#### TASK INSTRUCTIONS
Exactly as written, print each record in the listing.

#### SUPPLIED INFORMATION
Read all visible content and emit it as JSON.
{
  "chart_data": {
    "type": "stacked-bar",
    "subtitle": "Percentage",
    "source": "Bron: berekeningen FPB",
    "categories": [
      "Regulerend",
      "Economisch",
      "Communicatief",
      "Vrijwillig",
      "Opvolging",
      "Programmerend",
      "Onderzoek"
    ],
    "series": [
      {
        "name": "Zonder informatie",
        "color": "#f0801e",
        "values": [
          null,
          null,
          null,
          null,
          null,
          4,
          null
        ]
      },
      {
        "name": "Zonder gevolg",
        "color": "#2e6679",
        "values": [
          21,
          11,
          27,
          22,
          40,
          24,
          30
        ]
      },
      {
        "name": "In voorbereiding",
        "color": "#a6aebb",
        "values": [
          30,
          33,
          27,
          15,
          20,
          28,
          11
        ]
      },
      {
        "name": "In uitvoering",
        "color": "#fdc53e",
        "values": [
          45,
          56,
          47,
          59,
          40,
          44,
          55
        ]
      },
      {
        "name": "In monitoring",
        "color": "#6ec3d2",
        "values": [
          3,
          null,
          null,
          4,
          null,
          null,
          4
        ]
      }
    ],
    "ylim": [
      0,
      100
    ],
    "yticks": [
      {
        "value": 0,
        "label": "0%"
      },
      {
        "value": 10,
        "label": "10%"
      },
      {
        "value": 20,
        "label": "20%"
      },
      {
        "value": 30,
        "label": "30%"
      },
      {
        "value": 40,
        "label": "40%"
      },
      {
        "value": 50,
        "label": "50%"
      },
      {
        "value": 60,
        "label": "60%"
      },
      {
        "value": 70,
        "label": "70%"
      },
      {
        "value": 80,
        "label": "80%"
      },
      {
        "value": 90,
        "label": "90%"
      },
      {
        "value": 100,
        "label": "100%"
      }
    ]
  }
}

#### WRITTEN SOLUTION
Read all visible content and emit it as JSON.
{
  "chart_data": {
    "type": "stacked-bar",
    "subtitle": "Percentage",
    "source": "Bron: berekeningen FPB",
    "categories": [
      "Regulerend",
      "Economisch",
      "Communicatief",
      "Vrijwillig",
      "Opvolging",
      "Programmerend",
      "Onderzoek"
    ],
    "series": [
      {
        "name": "Zonder informatie",
        "color": "#f0801e",
        "values": [
          null,
          null,
          null,
          null,
          null,
          4,
          null
        ]
      },
      {
        "name": "Zonder gevolg",
        "color": "#2e6679",
        "values": [
          21,
          11,
          27,
          22,
          40,
          24,
          30
        ]
      },
      {
        "name": "In voorbereiding",
        "color": "#a6aebb",
        "values": [
          30,
          33,
          27,
          15,
          20,
          28,
          11
        ]
      },
      {
        "name": "In uitvoering",
        "color": "#fdc53e",
        "values": [
          45,
          56,
          47,
          59,
          40,
          44,
          55
        ]
      },
      {
        "name": "In monitoring",
        "color": "#6ec3d2",
        "values": [
          3,
          null,
          null,
          4,
          null,
          null,
          4
        ]
      }
    ],
    "ylim": [
      0,
      100
    ],
    "yticks": [
      {
        "value": 0,
        "label": "0%"
      },
      {
        "value": 10,
        "label": "10%"
      },
      {
        "value": 20,
        "label": "20%"
      },
      {
        "value": 30,
        "label": "30%"
      },
      {
        "value": 40,
        "label": "40%"
      },
      {
        "value": 50,
        "label": "50%"
      },
      {
        "value": 60,
        "label": "60%"
      },
      {
        "value": 70,
        "label": "70%"
      },
      {
        "value": 80,
        "label": "80%"
      },
      {
        "value": 90,
        "label": "90%"
      },
      {
        "value": 100,
        "label": "100%"
      }
    ]
  }
}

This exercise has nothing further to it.